Exercise aim>
Extract each line bearing the word "icon".

[Stored items from a collection]
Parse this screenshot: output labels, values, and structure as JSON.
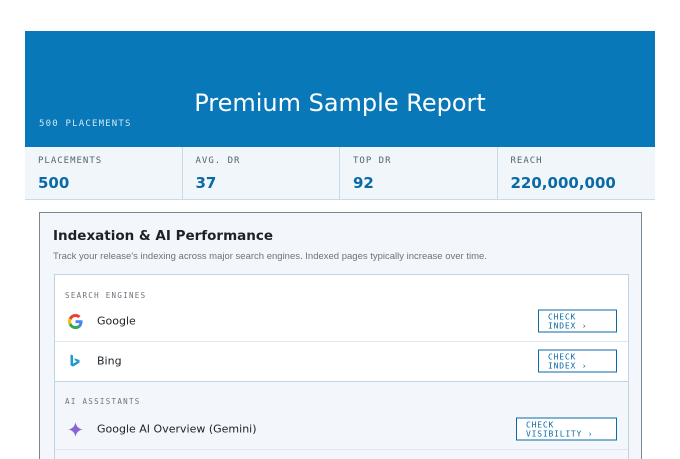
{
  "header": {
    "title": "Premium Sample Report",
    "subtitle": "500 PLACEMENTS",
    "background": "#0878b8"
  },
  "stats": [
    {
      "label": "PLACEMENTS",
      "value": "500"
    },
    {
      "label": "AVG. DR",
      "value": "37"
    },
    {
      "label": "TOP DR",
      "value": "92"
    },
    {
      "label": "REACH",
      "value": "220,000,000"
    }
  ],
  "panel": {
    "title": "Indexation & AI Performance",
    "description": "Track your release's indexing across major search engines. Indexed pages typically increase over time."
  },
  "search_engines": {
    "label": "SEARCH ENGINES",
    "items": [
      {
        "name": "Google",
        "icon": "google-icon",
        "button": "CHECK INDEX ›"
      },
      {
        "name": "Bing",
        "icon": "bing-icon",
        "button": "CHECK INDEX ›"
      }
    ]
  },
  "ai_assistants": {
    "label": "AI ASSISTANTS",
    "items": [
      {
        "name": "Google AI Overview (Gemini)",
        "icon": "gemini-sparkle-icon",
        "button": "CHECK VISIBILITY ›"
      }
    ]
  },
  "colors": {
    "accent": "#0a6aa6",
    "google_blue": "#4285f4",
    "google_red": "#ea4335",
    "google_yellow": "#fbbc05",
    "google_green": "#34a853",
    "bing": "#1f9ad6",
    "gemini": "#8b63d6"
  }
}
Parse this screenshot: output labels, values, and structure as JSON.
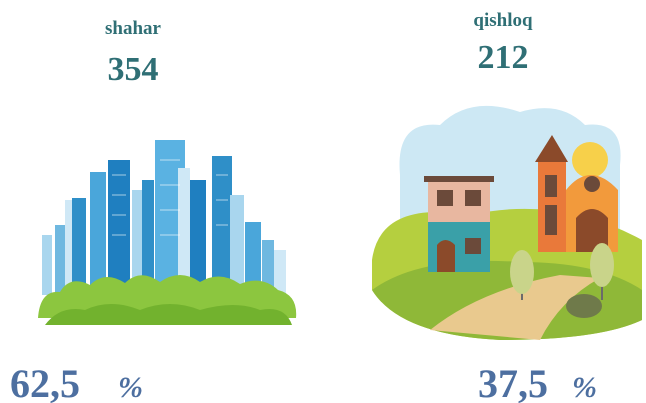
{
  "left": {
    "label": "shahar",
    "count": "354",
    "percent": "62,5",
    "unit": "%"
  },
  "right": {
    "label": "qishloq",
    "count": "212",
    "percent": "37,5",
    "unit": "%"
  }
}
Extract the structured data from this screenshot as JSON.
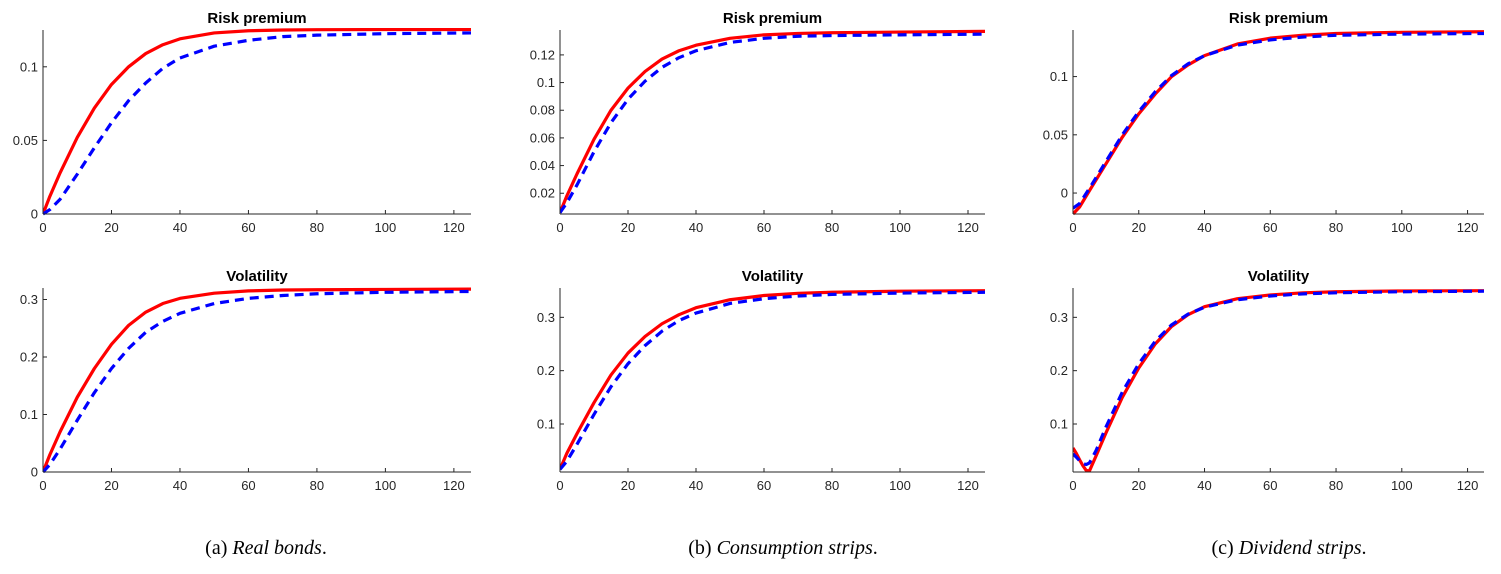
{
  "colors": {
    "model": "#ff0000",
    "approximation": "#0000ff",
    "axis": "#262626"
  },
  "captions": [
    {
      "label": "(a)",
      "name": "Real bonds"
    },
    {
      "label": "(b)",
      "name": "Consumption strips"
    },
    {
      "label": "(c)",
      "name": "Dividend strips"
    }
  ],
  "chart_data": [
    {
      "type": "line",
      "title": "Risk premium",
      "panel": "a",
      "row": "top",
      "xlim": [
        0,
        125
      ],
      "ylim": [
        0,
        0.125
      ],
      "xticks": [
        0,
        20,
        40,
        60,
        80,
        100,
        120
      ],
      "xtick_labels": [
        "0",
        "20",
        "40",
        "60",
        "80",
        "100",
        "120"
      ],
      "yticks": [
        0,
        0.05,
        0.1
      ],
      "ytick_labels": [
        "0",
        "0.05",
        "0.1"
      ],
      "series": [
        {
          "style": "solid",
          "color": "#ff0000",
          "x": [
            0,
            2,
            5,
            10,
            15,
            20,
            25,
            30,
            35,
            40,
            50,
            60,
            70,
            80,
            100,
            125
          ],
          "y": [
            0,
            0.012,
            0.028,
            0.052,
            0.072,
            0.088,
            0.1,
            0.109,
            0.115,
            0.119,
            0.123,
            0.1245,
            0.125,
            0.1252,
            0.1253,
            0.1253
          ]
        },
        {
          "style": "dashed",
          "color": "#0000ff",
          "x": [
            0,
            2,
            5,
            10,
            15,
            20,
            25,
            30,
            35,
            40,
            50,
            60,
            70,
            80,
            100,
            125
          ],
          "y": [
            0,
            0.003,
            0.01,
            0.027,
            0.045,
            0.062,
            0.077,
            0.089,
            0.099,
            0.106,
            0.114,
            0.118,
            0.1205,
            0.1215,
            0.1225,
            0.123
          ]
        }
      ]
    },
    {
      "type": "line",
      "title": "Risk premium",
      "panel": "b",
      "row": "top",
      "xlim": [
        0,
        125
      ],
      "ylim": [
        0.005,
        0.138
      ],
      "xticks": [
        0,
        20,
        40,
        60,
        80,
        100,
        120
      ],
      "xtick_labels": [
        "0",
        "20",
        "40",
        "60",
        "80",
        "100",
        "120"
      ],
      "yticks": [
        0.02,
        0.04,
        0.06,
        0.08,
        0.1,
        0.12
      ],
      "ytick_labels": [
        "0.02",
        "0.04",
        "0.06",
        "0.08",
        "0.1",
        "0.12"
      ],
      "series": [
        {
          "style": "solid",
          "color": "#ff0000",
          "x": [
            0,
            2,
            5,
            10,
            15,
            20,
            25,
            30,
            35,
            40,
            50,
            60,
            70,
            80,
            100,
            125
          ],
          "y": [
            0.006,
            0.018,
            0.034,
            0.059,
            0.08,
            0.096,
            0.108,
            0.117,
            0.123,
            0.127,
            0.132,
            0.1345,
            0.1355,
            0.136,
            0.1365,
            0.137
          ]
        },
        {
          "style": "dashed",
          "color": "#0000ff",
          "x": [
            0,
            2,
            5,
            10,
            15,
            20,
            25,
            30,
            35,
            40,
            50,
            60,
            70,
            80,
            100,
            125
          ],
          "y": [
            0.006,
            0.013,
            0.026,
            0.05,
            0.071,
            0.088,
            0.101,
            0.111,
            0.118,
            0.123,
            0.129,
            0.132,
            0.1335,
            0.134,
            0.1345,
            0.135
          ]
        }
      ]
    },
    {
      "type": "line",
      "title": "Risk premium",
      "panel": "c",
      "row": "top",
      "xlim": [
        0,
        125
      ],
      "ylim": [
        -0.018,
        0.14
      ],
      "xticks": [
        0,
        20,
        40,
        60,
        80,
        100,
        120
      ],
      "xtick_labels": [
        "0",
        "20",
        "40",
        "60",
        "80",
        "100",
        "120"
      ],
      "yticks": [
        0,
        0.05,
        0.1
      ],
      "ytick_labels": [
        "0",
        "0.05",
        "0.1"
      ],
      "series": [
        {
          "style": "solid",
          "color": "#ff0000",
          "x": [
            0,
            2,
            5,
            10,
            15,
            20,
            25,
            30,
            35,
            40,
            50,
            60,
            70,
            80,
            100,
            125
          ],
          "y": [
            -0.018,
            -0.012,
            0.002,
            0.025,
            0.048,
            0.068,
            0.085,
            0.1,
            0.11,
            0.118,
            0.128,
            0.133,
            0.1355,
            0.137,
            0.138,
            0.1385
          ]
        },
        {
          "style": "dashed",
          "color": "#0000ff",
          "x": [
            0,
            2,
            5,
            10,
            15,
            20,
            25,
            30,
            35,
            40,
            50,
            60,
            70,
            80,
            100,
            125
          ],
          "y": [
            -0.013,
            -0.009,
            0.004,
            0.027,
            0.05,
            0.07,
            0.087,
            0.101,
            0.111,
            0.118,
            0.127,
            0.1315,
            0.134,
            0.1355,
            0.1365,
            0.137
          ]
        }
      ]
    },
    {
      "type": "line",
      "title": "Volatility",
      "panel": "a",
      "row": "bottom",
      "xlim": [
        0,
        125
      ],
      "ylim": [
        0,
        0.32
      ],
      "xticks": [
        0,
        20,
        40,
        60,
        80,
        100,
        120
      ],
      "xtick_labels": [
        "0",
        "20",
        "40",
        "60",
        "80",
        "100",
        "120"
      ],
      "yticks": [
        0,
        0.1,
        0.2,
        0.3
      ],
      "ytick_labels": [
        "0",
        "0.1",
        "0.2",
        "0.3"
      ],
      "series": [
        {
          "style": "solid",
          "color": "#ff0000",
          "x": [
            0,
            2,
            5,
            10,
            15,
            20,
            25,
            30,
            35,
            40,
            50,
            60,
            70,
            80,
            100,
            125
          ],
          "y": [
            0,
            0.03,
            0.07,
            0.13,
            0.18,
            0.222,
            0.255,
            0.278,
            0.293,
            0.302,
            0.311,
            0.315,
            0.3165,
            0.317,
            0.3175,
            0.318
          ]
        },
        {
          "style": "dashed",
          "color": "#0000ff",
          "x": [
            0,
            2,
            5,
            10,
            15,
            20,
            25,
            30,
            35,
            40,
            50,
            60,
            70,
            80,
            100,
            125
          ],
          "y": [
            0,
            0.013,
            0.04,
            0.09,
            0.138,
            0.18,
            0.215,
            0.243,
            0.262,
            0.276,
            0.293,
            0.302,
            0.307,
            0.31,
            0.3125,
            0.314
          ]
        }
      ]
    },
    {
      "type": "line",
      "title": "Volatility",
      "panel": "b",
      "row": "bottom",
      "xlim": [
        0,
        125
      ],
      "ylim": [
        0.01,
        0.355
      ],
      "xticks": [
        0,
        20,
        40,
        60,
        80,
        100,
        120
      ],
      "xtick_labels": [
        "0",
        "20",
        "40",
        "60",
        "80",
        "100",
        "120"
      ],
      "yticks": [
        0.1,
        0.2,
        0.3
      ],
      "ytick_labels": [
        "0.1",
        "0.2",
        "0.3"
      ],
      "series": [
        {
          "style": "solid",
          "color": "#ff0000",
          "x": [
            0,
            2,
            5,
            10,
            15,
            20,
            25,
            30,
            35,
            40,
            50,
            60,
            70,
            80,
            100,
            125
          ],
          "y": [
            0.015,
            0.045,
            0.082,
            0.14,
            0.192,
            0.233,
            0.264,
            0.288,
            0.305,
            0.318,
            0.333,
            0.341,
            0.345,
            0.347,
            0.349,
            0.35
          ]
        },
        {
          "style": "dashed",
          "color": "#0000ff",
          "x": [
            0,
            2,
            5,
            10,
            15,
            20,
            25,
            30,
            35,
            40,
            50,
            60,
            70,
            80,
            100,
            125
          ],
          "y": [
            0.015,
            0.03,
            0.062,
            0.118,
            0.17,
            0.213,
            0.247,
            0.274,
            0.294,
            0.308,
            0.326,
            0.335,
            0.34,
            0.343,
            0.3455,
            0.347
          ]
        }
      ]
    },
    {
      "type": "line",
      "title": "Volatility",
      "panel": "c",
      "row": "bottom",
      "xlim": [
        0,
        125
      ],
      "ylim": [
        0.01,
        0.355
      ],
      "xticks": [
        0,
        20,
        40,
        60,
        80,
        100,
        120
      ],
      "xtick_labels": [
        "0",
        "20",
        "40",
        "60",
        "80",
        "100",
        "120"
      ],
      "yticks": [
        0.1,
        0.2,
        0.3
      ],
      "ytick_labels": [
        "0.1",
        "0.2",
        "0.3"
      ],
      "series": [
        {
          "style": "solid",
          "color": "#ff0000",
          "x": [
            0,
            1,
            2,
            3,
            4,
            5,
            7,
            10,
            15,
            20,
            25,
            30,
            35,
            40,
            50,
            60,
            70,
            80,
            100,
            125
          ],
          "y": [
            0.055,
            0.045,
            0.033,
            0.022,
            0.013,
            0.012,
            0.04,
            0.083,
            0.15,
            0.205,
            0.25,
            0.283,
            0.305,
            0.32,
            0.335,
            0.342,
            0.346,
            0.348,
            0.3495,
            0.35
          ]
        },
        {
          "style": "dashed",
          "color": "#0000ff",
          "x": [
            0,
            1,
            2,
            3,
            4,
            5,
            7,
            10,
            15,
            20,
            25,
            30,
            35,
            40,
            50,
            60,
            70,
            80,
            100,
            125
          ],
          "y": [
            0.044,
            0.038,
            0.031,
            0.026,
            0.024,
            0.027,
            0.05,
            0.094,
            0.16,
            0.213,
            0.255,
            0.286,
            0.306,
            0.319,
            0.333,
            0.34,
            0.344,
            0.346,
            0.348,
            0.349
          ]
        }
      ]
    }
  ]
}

Full output>
        "icon": "google-icon",
        "icon": "bing-icon",
        "icon": "gemini-sparkle-icon",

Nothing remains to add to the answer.